Write out the records below once more, exactly as they stand.

** TASK MATERIAL **
[start]

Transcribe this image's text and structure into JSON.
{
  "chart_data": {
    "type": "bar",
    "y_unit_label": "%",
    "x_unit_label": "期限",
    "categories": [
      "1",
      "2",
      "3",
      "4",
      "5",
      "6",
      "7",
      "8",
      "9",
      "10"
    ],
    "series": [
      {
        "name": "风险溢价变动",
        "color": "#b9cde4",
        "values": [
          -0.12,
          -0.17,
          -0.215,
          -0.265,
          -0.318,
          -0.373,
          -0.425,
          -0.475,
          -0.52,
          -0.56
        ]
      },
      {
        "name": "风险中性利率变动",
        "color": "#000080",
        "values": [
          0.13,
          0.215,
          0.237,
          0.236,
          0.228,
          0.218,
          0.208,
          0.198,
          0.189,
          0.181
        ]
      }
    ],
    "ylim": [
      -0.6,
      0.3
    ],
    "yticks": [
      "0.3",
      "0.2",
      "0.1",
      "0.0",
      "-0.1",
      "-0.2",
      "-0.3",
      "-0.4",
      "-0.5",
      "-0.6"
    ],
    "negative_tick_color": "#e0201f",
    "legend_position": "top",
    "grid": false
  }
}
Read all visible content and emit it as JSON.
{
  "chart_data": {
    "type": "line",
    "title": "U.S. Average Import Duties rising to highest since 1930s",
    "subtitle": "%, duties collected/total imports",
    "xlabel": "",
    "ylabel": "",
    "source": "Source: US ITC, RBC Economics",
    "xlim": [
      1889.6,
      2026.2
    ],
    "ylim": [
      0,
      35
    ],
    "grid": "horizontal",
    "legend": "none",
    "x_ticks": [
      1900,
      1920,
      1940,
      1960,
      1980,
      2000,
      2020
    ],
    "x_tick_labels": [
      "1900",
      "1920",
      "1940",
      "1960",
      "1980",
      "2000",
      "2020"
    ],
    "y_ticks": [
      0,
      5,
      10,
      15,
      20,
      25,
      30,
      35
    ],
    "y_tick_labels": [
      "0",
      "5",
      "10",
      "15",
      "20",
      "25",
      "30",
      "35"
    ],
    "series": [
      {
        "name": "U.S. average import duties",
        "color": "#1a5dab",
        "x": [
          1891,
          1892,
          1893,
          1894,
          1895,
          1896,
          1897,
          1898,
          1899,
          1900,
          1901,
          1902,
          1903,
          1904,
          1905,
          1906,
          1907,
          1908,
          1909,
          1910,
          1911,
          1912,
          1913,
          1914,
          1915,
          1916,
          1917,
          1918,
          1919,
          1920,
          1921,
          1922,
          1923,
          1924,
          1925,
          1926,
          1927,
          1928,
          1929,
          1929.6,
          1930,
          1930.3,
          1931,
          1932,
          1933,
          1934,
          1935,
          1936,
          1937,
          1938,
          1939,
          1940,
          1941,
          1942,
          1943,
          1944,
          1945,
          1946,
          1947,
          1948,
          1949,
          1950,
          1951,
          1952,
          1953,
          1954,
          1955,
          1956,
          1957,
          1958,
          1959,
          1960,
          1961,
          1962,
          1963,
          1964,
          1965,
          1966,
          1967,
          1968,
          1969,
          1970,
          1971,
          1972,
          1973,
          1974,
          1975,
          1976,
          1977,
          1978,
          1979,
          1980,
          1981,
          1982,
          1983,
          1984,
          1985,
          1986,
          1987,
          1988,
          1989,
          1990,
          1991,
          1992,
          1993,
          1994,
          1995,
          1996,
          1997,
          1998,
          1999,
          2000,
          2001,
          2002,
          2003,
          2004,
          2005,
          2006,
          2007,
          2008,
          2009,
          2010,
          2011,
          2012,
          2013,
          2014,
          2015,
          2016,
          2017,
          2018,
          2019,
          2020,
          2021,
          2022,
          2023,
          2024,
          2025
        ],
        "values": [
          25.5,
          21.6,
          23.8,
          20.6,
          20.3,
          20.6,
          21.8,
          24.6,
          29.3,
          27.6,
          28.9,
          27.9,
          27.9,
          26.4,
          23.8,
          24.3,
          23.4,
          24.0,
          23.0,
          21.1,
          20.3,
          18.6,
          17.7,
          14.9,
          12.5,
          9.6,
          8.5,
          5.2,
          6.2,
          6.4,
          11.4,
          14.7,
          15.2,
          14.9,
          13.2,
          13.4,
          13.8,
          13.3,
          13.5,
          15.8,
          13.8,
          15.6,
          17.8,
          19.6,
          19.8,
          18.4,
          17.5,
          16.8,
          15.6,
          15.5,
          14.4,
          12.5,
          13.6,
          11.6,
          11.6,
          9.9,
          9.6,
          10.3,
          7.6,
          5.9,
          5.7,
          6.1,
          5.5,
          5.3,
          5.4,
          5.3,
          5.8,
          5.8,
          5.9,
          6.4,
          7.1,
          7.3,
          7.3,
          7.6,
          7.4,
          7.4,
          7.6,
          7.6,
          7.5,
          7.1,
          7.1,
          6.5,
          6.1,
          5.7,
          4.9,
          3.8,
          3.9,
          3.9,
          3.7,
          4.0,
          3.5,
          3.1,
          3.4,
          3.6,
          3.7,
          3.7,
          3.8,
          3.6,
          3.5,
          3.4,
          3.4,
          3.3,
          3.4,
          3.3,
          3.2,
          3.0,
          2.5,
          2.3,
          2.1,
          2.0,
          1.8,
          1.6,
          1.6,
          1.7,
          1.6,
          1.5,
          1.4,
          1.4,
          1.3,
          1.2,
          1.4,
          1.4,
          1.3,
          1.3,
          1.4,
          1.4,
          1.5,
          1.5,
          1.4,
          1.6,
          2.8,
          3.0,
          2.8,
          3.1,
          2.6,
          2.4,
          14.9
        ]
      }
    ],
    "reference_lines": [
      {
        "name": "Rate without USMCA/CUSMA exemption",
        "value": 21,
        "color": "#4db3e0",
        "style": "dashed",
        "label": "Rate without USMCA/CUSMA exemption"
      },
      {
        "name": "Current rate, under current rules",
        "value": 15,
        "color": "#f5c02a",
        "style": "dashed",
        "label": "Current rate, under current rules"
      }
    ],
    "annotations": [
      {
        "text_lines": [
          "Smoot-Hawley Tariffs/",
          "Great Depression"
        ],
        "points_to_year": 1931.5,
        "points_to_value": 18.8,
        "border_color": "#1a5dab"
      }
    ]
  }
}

[end]

** WORKED SOLUTION **
Transcribe this image's text and structure into JSON.
{
  "chart_data": {
    "type": "bar",
    "y_unit_label": "%",
    "x_unit_label": "期限",
    "categories": [
      "1",
      "2",
      "3",
      "4",
      "5",
      "6",
      "7",
      "8",
      "9",
      "10"
    ],
    "series": [
      {
        "name": "风险溢价变动",
        "color": "#b9cde4",
        "values": [
          -0.12,
          -0.17,
          -0.215,
          -0.265,
          -0.318,
          -0.373,
          -0.425,
          -0.475,
          -0.52,
          -0.56
        ]
      },
      {
        "name": "风险中性利率变动",
        "color": "#000080",
        "values": [
          0.13,
          0.215,
          0.237,
          0.236,
          0.228,
          0.218,
          0.208,
          0.198,
          0.189,
          0.181
        ]
      }
    ],
    "ylim": [
      -0.6,
      0.3
    ],
    "yticks": [
      "0.3",
      "0.2",
      "0.1",
      "0.0",
      "-0.1",
      "-0.2",
      "-0.3",
      "-0.4",
      "-0.5",
      "-0.6"
    ],
    "negative_tick_color": "#e0201f",
    "legend_position": "top",
    "grid": false
  }
}
Read all visible content and emit it as JSON.
{
  "chart_data": {
    "type": "line",
    "title": "U.S. Average Import Duties rising to highest since 1930s",
    "subtitle": "%, duties collected/total imports",
    "xlabel": "",
    "ylabel": "",
    "source": "Source: US ITC, RBC Economics",
    "xlim": [
      1889.6,
      2026.2
    ],
    "ylim": [
      0,
      35
    ],
    "grid": "horizontal",
    "legend": "none",
    "x_ticks": [
      1900,
      1920,
      1940,
      1960,
      1980,
      2000,
      2020
    ],
    "x_tick_labels": [
      "1900",
      "1920",
      "1940",
      "1960",
      "1980",
      "2000",
      "2020"
    ],
    "y_ticks": [
      0,
      5,
      10,
      15,
      20,
      25,
      30,
      35
    ],
    "y_tick_labels": [
      "0",
      "5",
      "10",
      "15",
      "20",
      "25",
      "30",
      "35"
    ],
    "series": [
      {
        "name": "U.S. average import duties",
        "color": "#1a5dab",
        "x": [
          1891,
          1892,
          1893,
          1894,
          1895,
          1896,
          1897,
          1898,
          1899,
          1900,
          1901,
          1902,
          1903,
          1904,
          1905,
          1906,
          1907,
          1908,
          1909,
          1910,
          1911,
          1912,
          1913,
          1914,
          1915,
          1916,
          1917,
          1918,
          1919,
          1920,
          1921,
          1922,
          1923,
          1924,
          1925,
          1926,
          1927,
          1928,
          1929,
          1929.6,
          1930,
          1930.3,
          1931,
          1932,
          1933,
          1934,
          1935,
          1936,
          1937,
          1938,
          1939,
          1940,
          1941,
          1942,
          1943,
          1944,
          1945,
          1946,
          1947,
          1948,
          1949,
          1950,
          1951,
          1952,
          1953,
          1954,
          1955,
          1956,
          1957,
          1958,
          1959,
          1960,
          1961,
          1962,
          1963,
          1964,
          1965,
          1966,
          1967,
          1968,
          1969,
          1970,
          1971,
          1972,
          1973,
          1974,
          1975,
          1976,
          1977,
          1978,
          1979,
          1980,
          1981,
          1982,
          1983,
          1984,
          1985,
          1986,
          1987,
          1988,
          1989,
          1990,
          1991,
          1992,
          1993,
          1994,
          1995,
          1996,
          1997,
          1998,
          1999,
          2000,
          2001,
          2002,
          2003,
          2004,
          2005,
          2006,
          2007,
          2008,
          2009,
          2010,
          2011,
          2012,
          2013,
          2014,
          2015,
          2016,
          2017,
          2018,
          2019,
          2020,
          2021,
          2022,
          2023,
          2024,
          2025
        ],
        "values": [
          25.5,
          21.6,
          23.8,
          20.6,
          20.3,
          20.6,
          21.8,
          24.6,
          29.3,
          27.6,
          28.9,
          27.9,
          27.9,
          26.4,
          23.8,
          24.3,
          23.4,
          24.0,
          23.0,
          21.1,
          20.3,
          18.6,
          17.7,
          14.9,
          12.5,
          9.6,
          8.5,
          5.2,
          6.2,
          6.4,
          11.4,
          14.7,
          15.2,
          14.9,
          13.2,
          13.4,
          13.8,
          13.3,
          13.5,
          15.8,
          13.8,
          15.6,
          17.8,
          19.6,
          19.8,
          18.4,
          17.5,
          16.8,
          15.6,
          15.5,
          14.4,
          12.5,
          13.6,
          11.6,
          11.6,
          9.9,
          9.6,
          10.3,
          7.6,
          5.9,
          5.7,
          6.1,
          5.5,
          5.3,
          5.4,
          5.3,
          5.8,
          5.8,
          5.9,
          6.4,
          7.1,
          7.3,
          7.3,
          7.6,
          7.4,
          7.4,
          7.6,
          7.6,
          7.5,
          7.1,
          7.1,
          6.5,
          6.1,
          5.7,
          4.9,
          3.8,
          3.9,
          3.9,
          3.7,
          4.0,
          3.5,
          3.1,
          3.4,
          3.6,
          3.7,
          3.7,
          3.8,
          3.6,
          3.5,
          3.4,
          3.4,
          3.3,
          3.4,
          3.3,
          3.2,
          3.0,
          2.5,
          2.3,
          2.1,
          2.0,
          1.8,
          1.6,
          1.6,
          1.7,
          1.6,
          1.5,
          1.4,
          1.4,
          1.3,
          1.2,
          1.4,
          1.4,
          1.3,
          1.3,
          1.4,
          1.4,
          1.5,
          1.5,
          1.4,
          1.6,
          2.8,
          3.0,
          2.8,
          3.1,
          2.6,
          2.4,
          14.9
        ]
      }
    ],
    "reference_lines": [
      {
        "name": "Rate without USMCA/CUSMA exemption",
        "value": 21,
        "color": "#4db3e0",
        "style": "dashed",
        "label": "Rate without USMCA/CUSMA exemption"
      },
      {
        "name": "Current rate, under current rules",
        "value": 15,
        "color": "#f5c02a",
        "style": "dashed",
        "label": "Current rate, under current rules"
      }
    ],
    "annotations": [
      {
        "text_lines": [
          "Smoot-Hawley Tariffs/",
          "Great Depression"
        ],
        "points_to_year": 1931.5,
        "points_to_value": 18.8,
        "border_color": "#1a5dab"
      }
    ]
  }
}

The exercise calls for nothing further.